Some records
=====

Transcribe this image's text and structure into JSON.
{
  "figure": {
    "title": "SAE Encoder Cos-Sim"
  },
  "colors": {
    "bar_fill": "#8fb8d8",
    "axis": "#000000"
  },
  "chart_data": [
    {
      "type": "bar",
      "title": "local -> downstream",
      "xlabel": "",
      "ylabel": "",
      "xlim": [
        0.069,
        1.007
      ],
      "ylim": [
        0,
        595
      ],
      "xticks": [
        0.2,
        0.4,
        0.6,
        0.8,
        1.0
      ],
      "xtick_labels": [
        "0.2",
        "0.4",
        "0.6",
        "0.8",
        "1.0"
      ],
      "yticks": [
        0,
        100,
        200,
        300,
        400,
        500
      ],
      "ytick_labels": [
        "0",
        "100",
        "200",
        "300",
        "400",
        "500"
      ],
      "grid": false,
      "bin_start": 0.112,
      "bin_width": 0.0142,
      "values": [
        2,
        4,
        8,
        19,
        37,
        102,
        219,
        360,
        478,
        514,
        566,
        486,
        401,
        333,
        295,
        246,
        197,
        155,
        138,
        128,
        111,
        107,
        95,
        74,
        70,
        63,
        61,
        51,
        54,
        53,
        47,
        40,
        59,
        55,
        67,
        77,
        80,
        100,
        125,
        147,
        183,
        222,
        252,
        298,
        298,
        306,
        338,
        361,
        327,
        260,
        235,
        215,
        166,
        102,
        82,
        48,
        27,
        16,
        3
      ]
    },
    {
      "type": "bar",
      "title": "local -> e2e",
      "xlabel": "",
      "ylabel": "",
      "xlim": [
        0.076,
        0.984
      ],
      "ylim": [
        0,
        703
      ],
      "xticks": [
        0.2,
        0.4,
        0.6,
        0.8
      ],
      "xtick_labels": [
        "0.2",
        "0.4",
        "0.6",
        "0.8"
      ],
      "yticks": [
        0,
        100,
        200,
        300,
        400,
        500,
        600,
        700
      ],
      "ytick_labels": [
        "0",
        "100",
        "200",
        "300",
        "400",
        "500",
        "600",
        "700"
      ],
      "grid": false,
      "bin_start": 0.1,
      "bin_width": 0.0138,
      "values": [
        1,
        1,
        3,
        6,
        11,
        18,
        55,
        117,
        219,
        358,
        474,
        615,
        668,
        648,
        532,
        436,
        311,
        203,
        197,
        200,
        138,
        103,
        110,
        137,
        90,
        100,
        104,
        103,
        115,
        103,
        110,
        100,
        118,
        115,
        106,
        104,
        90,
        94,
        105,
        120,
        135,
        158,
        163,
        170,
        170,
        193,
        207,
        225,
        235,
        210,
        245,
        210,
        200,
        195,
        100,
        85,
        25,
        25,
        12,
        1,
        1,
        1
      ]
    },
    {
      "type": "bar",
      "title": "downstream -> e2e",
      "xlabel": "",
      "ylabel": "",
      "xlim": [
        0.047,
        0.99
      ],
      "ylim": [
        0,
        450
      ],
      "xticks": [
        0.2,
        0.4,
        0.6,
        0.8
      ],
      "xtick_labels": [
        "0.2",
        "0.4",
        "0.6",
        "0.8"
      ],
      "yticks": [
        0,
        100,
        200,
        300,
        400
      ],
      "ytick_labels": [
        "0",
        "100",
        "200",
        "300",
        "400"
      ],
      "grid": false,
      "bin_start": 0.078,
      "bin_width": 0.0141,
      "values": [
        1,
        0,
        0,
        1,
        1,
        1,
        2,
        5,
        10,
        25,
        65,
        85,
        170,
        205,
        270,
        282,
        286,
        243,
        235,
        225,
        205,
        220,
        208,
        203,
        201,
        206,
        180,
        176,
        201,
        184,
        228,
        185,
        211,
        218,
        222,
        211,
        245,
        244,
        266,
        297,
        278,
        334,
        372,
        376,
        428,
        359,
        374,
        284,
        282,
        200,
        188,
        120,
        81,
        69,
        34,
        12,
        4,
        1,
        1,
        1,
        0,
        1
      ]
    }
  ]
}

=====

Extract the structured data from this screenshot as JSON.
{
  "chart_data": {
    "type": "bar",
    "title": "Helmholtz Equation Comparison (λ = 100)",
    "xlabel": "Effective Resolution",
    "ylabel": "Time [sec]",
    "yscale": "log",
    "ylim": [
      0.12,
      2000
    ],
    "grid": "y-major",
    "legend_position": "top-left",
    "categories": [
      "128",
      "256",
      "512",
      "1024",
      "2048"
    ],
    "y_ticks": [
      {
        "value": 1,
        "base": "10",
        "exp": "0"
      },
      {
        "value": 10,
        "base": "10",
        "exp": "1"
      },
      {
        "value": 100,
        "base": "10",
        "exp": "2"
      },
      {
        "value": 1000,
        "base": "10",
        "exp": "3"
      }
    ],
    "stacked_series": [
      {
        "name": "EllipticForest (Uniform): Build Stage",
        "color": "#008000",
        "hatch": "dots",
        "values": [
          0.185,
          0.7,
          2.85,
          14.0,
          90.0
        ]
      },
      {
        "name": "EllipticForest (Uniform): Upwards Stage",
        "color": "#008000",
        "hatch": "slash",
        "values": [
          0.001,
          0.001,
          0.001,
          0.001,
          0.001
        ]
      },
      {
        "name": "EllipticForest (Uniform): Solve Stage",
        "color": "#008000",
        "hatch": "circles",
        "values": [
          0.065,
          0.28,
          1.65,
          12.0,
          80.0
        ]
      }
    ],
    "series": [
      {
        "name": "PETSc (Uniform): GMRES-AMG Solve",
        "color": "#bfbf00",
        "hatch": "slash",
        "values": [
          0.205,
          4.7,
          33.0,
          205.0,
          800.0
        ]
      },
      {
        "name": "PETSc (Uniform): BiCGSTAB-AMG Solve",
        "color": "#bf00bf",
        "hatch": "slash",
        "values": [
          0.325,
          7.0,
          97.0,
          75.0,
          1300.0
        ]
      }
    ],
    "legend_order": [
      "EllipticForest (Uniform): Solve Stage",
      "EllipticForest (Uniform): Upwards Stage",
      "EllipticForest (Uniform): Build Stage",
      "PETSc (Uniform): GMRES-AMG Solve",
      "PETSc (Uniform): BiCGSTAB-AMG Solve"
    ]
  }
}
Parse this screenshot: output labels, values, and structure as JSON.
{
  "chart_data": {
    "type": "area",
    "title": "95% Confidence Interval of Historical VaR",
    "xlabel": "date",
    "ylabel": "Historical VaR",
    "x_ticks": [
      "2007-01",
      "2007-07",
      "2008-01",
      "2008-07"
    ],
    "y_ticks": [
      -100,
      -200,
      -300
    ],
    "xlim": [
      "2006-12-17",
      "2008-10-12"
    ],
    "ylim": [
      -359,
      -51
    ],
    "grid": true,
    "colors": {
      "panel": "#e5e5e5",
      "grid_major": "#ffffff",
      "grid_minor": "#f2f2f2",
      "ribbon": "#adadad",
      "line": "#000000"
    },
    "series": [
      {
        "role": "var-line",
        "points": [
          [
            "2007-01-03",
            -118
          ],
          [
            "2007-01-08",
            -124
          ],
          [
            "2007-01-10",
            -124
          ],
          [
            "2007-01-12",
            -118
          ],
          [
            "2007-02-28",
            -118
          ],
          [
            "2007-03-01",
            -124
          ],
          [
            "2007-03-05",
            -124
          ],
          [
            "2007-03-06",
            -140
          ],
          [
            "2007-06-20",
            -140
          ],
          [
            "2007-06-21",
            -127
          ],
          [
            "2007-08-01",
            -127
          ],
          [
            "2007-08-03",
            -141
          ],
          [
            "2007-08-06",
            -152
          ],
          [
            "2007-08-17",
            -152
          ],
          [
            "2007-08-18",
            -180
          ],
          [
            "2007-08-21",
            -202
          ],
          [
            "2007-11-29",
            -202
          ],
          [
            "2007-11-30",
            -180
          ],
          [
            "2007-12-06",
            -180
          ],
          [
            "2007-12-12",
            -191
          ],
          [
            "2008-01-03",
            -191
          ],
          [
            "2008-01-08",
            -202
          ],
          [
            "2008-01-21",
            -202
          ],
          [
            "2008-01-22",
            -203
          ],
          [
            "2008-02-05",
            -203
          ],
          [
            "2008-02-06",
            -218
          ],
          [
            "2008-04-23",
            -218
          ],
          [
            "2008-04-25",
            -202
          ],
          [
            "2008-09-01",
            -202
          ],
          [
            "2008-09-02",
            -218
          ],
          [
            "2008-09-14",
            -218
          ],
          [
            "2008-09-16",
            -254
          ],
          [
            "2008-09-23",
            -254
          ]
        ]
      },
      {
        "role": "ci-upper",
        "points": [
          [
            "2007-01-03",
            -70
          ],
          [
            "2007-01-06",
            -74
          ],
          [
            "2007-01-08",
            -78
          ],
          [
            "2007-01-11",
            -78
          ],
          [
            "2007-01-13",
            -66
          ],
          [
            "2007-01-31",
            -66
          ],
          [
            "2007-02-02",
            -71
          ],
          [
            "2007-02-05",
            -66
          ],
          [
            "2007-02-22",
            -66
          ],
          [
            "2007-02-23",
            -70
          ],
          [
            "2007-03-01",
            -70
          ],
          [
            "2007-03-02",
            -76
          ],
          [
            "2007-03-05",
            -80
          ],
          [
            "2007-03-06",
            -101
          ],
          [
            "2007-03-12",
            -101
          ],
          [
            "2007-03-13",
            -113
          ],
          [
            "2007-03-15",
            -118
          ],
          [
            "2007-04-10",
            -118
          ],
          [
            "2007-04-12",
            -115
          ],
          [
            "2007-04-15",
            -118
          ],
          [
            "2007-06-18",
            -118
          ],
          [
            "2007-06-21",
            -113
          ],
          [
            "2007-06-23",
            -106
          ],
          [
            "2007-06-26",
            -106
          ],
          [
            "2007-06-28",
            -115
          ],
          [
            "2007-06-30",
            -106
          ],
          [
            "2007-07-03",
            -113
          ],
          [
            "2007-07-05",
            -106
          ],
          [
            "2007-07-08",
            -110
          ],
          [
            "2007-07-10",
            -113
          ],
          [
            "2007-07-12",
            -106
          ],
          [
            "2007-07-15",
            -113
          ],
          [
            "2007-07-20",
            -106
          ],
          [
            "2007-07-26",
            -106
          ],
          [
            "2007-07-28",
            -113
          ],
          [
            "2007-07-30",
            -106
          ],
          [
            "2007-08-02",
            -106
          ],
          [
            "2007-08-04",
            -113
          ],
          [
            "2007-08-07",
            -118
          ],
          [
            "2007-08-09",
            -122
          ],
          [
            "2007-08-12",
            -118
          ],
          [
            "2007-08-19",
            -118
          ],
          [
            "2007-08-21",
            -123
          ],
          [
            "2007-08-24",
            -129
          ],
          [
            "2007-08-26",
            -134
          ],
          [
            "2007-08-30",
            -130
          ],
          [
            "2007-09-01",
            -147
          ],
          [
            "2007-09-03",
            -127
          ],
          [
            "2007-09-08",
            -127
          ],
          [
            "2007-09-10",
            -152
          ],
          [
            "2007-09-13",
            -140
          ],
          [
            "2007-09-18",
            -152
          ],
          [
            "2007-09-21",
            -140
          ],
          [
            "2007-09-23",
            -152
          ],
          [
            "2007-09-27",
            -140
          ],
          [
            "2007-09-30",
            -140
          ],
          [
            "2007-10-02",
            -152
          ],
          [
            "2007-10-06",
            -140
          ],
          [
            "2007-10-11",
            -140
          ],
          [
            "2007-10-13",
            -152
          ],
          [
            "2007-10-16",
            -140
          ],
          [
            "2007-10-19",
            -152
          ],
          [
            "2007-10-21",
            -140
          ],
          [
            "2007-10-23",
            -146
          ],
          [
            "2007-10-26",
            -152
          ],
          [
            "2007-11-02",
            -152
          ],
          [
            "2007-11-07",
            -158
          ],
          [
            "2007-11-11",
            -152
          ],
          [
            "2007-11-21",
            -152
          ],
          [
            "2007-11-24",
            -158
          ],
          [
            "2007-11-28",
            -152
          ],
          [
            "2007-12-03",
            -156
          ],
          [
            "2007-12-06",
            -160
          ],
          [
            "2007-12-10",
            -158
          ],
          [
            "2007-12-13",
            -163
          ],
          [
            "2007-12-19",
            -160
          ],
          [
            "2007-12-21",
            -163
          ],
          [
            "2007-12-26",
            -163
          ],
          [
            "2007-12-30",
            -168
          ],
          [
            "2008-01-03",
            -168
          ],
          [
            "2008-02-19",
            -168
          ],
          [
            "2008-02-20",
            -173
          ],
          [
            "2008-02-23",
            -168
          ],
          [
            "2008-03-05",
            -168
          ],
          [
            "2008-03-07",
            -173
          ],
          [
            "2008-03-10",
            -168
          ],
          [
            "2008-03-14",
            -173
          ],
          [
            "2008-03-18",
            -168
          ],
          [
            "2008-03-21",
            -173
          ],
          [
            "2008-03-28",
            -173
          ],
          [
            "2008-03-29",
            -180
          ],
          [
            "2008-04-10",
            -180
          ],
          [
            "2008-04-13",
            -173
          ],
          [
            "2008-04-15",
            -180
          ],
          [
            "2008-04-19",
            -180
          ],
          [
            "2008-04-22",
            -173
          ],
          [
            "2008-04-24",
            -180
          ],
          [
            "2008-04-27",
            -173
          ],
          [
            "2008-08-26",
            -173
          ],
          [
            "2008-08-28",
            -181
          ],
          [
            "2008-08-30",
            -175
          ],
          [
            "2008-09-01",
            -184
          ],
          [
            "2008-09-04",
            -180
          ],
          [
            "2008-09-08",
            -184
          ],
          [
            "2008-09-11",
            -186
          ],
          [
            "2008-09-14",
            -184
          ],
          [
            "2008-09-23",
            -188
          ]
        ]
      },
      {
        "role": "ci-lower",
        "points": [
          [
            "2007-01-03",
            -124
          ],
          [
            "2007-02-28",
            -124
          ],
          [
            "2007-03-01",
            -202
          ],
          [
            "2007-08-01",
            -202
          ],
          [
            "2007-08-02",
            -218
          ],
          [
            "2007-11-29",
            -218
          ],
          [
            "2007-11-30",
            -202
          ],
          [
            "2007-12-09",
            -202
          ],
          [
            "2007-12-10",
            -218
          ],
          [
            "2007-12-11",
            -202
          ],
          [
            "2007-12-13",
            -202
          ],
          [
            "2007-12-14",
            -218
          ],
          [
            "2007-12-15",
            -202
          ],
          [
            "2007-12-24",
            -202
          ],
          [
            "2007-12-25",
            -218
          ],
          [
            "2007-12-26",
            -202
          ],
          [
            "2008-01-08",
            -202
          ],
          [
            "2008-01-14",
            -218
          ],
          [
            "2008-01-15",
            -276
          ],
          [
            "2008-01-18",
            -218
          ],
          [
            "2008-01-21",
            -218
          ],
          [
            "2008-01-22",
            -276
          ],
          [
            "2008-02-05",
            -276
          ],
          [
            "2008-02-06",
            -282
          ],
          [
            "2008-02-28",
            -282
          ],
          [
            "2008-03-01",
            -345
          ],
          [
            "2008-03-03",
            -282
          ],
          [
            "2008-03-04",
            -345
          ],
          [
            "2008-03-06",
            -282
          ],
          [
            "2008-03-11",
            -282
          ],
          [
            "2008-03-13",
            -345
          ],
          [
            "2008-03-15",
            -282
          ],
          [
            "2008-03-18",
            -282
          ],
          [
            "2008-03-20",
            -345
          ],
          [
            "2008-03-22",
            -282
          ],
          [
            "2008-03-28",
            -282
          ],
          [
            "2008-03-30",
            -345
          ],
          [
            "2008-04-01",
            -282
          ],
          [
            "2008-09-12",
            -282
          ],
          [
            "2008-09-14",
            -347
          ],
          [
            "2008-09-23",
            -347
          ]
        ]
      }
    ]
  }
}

=====

→ WRITTEN REQUEST:
In the material above, show every line where the word "role" turns up.

→ WRITTEN ANSWER:
        "role": "var-line",
        "role": "ci-upper",
        "role": "ci-lower",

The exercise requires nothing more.